[THE EXERCISE]
From the entries below, copy every line where the string "JSON" appears.

[GIVEN INFORMATION]
>> Start

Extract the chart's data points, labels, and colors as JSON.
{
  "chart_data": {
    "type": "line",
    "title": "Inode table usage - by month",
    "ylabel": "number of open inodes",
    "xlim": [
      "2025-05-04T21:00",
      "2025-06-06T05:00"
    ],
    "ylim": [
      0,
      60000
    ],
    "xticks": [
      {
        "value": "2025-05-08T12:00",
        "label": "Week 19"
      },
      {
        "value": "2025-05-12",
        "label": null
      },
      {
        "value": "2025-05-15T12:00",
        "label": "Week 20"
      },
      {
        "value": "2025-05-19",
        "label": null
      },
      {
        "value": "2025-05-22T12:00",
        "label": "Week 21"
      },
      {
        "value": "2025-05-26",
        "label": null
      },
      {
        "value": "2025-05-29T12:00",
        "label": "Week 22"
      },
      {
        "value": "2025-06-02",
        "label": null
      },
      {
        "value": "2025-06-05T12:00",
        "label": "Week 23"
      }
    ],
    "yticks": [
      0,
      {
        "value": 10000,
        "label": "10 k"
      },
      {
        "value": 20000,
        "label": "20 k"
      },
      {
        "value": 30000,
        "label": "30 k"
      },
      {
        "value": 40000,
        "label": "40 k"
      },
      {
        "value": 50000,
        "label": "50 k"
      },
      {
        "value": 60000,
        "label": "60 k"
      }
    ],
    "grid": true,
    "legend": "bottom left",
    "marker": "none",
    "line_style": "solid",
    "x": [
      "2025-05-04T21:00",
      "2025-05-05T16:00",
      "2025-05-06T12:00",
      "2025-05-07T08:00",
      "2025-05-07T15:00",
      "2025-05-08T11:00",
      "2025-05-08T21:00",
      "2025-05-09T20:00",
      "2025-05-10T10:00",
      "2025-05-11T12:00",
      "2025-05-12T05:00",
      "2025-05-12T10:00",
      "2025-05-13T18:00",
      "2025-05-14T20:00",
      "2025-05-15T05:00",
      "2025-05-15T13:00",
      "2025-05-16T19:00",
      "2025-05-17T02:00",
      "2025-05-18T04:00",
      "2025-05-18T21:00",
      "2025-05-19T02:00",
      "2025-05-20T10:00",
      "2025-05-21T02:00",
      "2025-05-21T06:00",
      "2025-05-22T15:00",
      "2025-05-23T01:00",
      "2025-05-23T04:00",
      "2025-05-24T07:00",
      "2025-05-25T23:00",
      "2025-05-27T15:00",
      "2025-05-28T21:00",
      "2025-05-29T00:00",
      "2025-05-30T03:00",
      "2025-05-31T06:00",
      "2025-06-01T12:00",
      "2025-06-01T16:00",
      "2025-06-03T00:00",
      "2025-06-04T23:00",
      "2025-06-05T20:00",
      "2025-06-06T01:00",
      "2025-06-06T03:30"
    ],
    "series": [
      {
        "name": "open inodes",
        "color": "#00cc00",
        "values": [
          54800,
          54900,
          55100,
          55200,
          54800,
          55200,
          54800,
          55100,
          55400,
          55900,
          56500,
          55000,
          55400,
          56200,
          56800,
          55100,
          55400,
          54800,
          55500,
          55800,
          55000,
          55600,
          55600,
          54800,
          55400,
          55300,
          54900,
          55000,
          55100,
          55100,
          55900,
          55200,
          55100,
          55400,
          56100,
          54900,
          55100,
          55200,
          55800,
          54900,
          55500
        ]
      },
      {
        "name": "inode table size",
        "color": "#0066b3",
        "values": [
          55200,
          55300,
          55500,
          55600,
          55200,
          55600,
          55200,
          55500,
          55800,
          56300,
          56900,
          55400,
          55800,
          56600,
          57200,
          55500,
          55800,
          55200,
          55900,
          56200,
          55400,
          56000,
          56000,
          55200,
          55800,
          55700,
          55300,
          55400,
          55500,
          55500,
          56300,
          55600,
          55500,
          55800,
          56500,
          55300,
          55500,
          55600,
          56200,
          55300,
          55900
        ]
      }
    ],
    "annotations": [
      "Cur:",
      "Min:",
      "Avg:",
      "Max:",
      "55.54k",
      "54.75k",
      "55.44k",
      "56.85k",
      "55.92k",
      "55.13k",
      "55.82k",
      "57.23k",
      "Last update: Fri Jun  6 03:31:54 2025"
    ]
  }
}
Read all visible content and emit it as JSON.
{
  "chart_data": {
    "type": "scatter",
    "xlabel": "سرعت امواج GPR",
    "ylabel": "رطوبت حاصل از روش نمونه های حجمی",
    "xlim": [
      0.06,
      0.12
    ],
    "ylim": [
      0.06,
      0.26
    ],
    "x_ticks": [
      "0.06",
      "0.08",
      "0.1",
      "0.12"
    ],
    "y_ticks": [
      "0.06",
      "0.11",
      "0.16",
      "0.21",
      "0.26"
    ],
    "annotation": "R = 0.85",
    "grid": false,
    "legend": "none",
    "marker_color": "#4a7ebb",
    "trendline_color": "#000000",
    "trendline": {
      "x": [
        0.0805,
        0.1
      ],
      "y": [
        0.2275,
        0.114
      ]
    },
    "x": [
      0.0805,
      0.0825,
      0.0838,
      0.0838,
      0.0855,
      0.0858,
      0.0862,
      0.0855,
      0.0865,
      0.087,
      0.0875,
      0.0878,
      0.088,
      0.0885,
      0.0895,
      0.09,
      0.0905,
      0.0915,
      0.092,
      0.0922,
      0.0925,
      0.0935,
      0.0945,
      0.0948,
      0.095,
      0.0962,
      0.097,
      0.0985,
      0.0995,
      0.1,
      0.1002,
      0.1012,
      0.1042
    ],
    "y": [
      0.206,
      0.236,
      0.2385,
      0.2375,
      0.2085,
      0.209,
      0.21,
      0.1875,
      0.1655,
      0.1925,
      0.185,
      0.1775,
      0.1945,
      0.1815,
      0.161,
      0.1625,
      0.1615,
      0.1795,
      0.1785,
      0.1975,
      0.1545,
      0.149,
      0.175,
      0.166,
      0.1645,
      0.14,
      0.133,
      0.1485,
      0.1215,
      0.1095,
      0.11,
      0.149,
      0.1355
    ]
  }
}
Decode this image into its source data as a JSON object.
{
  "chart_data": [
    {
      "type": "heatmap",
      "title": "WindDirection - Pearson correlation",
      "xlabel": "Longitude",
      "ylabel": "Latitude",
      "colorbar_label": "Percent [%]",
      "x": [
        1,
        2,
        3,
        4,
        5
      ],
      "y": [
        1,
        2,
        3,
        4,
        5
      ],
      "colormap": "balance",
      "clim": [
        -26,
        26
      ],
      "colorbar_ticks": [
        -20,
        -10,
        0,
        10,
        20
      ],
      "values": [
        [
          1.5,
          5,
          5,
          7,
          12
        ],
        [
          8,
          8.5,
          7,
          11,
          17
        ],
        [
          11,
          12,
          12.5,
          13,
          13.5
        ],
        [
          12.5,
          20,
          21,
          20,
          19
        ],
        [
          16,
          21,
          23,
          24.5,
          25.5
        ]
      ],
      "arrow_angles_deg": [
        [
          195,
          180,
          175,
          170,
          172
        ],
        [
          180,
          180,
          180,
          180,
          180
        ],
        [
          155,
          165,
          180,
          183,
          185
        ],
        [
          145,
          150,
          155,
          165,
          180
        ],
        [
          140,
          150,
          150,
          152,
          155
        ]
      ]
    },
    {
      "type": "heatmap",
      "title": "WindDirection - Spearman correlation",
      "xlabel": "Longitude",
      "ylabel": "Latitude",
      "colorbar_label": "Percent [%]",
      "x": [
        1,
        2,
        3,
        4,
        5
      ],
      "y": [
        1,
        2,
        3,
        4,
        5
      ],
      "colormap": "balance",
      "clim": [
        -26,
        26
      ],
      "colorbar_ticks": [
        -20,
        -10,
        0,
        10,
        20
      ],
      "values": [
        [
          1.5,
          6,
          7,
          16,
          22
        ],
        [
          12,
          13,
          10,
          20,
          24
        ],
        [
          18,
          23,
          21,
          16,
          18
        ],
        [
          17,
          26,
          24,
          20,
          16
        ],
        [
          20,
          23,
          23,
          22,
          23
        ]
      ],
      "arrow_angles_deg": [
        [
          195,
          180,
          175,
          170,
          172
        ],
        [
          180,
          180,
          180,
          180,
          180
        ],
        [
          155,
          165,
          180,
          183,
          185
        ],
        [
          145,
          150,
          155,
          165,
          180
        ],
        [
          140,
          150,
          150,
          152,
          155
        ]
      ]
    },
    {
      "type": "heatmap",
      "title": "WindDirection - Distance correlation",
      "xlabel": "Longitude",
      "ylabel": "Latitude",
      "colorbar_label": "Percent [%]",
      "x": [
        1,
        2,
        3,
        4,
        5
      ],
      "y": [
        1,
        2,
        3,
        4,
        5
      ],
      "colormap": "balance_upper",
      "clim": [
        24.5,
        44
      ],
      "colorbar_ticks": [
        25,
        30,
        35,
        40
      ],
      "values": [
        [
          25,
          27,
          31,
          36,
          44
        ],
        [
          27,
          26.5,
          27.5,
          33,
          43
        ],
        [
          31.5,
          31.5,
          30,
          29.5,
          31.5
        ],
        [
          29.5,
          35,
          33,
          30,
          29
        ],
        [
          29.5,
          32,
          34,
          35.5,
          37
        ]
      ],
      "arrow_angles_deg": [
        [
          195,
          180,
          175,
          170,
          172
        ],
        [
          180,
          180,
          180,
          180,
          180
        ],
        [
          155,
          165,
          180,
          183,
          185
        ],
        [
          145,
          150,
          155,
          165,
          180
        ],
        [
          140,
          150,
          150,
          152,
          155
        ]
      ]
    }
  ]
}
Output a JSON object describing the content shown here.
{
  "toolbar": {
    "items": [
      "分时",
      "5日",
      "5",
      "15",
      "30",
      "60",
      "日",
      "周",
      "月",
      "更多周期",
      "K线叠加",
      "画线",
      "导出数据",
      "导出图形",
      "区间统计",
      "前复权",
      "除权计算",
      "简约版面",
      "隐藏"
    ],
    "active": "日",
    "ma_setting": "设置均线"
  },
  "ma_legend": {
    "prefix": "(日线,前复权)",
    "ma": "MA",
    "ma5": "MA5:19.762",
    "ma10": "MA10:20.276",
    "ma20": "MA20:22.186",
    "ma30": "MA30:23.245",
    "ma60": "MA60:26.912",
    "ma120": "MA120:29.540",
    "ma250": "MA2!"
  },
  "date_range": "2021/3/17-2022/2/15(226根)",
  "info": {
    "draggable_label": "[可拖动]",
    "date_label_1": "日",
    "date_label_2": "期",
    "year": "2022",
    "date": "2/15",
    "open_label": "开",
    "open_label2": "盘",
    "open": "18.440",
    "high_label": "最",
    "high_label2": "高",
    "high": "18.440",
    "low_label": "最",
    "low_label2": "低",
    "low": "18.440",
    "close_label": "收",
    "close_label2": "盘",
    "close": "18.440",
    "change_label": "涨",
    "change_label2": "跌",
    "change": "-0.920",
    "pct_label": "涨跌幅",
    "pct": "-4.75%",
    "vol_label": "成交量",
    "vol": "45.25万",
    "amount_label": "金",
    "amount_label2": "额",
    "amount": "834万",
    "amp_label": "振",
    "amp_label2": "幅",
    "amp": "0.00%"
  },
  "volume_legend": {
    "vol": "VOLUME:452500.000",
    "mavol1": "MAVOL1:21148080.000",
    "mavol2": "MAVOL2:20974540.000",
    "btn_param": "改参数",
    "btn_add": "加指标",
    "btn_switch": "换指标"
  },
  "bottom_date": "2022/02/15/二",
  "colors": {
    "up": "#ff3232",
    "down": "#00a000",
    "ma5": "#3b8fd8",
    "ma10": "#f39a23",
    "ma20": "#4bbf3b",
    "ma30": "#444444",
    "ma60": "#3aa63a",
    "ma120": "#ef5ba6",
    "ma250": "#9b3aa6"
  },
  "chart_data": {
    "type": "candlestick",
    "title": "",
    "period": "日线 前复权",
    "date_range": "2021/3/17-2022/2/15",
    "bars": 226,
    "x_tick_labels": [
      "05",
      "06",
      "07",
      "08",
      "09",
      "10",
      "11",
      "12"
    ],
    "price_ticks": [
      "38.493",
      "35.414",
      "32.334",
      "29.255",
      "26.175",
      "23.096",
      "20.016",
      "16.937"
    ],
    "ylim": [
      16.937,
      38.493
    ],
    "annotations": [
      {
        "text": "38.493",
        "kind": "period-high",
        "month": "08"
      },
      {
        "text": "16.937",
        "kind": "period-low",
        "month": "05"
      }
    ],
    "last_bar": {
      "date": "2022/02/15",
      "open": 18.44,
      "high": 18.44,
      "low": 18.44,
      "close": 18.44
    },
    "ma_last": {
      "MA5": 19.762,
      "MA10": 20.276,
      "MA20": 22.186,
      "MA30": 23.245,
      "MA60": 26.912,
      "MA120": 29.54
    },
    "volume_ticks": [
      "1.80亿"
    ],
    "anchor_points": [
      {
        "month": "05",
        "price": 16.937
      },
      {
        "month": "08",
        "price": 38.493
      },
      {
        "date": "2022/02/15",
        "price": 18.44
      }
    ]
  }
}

>> End

[FULL RESPONSE]
Extract the chart's data points, labels, and colors as JSON.
Read all visible content and emit it as JSON.
Decode this image into its source data as a JSON object.
Output a JSON object describing the content shown here.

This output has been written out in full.